#### [EXERCISE INPUTS]
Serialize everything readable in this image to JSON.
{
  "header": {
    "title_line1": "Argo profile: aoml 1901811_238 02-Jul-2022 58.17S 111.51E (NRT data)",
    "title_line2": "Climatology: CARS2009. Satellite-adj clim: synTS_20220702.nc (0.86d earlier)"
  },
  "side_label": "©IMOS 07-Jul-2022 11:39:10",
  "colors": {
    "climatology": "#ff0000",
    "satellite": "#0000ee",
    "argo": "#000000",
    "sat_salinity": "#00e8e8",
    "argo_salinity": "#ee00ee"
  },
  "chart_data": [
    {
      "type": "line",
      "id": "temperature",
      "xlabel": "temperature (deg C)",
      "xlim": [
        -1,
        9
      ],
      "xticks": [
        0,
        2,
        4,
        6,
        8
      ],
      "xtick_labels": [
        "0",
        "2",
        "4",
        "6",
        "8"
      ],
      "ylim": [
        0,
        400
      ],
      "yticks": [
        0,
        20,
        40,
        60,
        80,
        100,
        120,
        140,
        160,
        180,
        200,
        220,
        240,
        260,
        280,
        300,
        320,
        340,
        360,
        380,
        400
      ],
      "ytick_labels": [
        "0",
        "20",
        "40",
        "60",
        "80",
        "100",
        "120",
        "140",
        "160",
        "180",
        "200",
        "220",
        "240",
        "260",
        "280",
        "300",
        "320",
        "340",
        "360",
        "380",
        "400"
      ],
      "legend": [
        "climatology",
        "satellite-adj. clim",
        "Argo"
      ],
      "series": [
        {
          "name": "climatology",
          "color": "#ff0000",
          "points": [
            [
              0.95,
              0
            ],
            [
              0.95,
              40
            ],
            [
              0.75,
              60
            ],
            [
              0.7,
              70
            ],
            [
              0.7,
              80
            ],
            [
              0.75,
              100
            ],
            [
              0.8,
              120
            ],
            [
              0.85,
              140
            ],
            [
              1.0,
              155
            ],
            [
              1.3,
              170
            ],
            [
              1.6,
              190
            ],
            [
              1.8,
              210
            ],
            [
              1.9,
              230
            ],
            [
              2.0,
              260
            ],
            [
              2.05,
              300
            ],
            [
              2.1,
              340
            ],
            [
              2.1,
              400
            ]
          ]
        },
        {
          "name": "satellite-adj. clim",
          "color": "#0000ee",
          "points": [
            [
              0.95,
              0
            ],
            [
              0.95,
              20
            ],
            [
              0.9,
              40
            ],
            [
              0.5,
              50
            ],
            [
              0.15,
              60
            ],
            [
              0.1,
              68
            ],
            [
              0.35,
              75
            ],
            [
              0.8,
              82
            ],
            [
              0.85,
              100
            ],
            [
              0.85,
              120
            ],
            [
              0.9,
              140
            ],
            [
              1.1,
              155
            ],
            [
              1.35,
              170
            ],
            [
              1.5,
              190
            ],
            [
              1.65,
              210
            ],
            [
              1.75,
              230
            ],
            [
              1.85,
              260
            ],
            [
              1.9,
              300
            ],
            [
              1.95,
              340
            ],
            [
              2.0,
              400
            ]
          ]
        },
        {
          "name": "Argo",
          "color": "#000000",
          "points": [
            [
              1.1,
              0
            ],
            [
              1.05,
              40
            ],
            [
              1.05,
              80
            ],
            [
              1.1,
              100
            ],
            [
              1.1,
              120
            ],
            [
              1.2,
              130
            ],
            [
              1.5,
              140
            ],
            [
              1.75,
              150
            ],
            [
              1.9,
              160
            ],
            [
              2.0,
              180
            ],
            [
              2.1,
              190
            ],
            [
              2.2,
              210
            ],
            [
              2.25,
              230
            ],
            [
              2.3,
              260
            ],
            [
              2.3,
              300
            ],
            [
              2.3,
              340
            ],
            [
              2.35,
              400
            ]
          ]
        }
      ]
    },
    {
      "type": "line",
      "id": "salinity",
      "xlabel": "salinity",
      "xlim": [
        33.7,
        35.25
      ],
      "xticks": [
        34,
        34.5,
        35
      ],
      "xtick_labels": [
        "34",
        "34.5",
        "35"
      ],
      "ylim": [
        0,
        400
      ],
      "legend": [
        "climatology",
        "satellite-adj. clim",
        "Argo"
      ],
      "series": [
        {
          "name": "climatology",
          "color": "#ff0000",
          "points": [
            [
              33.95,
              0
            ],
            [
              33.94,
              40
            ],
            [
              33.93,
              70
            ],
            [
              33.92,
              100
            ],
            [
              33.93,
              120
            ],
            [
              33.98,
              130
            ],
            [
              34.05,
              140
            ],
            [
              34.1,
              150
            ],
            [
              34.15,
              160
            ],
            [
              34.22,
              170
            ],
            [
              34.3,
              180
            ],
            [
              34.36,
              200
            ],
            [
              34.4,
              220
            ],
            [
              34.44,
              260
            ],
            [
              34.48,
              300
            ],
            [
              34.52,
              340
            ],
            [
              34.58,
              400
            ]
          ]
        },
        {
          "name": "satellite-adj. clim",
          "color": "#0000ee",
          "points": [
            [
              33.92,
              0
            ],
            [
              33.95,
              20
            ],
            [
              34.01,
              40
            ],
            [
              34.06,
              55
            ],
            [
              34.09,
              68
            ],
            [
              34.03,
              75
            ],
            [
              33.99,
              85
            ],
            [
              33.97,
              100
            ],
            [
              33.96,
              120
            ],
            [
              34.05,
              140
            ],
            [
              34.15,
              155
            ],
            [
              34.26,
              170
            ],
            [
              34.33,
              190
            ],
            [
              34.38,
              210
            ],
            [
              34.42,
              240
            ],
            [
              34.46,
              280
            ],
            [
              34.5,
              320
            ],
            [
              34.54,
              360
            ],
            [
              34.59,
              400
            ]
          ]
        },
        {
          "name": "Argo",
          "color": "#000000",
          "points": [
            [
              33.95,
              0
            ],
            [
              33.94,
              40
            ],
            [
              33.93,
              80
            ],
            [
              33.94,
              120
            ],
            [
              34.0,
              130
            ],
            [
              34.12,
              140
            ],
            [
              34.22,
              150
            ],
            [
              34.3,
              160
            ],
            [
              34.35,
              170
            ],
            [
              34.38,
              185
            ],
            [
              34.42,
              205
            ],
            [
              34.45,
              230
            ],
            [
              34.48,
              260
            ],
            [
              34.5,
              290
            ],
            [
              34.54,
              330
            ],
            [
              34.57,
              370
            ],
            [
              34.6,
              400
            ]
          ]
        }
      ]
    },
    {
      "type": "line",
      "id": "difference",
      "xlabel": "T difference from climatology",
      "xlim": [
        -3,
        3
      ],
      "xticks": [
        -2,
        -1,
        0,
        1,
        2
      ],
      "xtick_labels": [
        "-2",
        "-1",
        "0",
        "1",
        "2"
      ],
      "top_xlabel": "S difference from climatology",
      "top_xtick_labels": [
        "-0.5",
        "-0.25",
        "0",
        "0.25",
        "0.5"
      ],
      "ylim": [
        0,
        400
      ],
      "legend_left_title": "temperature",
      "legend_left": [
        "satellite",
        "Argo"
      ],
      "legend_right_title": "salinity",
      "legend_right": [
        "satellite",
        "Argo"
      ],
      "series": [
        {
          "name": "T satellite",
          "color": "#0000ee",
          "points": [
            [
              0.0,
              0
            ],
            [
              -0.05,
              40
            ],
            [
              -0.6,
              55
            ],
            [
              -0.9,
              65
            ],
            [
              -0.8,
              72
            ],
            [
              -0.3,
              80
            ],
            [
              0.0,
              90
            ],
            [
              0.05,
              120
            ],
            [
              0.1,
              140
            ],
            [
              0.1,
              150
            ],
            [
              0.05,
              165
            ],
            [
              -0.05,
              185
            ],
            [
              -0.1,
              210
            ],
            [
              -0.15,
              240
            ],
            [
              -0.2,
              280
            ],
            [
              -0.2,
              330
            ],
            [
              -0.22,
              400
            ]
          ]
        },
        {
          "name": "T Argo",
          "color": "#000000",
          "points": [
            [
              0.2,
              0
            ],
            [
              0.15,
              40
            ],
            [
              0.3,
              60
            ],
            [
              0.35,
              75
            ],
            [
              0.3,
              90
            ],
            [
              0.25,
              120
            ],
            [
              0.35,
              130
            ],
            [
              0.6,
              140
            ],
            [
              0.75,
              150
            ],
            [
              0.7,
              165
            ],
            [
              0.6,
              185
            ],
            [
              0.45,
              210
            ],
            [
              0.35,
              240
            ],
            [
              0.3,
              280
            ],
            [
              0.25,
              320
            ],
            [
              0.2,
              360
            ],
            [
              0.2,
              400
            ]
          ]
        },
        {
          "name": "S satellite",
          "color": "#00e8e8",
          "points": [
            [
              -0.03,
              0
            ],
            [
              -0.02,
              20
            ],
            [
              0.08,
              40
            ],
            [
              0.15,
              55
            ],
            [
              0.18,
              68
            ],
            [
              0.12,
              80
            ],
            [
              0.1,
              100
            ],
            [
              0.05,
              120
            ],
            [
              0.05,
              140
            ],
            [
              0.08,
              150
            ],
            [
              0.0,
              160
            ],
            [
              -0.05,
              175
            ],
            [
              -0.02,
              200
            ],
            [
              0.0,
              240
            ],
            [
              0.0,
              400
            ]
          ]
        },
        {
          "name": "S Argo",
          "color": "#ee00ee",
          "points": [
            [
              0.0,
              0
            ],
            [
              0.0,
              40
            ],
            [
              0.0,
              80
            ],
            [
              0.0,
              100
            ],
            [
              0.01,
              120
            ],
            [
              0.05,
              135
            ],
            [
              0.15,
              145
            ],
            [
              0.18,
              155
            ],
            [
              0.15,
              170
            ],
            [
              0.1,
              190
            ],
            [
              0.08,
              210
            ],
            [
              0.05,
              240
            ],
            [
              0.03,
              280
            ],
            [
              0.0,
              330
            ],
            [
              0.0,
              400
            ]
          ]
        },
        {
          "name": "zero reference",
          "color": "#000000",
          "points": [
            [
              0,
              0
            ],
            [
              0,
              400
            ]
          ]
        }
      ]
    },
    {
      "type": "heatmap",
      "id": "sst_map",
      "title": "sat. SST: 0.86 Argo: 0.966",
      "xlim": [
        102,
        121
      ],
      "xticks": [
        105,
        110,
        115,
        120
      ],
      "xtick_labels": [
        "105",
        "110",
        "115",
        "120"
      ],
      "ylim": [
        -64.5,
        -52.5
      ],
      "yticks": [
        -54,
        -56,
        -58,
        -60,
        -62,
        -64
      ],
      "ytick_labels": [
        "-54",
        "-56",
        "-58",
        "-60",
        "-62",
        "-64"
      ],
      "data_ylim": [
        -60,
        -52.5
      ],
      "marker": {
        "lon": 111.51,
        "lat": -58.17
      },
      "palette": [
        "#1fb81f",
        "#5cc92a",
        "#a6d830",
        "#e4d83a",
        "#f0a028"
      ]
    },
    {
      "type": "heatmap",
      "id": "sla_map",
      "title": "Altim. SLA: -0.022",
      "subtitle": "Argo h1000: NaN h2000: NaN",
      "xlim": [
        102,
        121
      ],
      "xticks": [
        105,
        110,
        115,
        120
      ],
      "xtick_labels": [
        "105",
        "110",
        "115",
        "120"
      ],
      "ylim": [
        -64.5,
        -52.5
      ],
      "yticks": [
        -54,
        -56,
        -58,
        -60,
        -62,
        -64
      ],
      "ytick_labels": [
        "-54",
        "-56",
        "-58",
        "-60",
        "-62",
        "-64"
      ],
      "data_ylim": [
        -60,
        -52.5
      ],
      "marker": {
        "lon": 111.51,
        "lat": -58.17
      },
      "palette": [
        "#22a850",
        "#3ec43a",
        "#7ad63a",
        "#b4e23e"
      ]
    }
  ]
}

#### [DIRECTIONS FOR THIS TASK]
Return each line of the listing that holds the string "from".

#### [PROBLEM SOLUTION]
      "xlabel": "T difference from climatology",
      "top_xlabel": "S difference from climatology",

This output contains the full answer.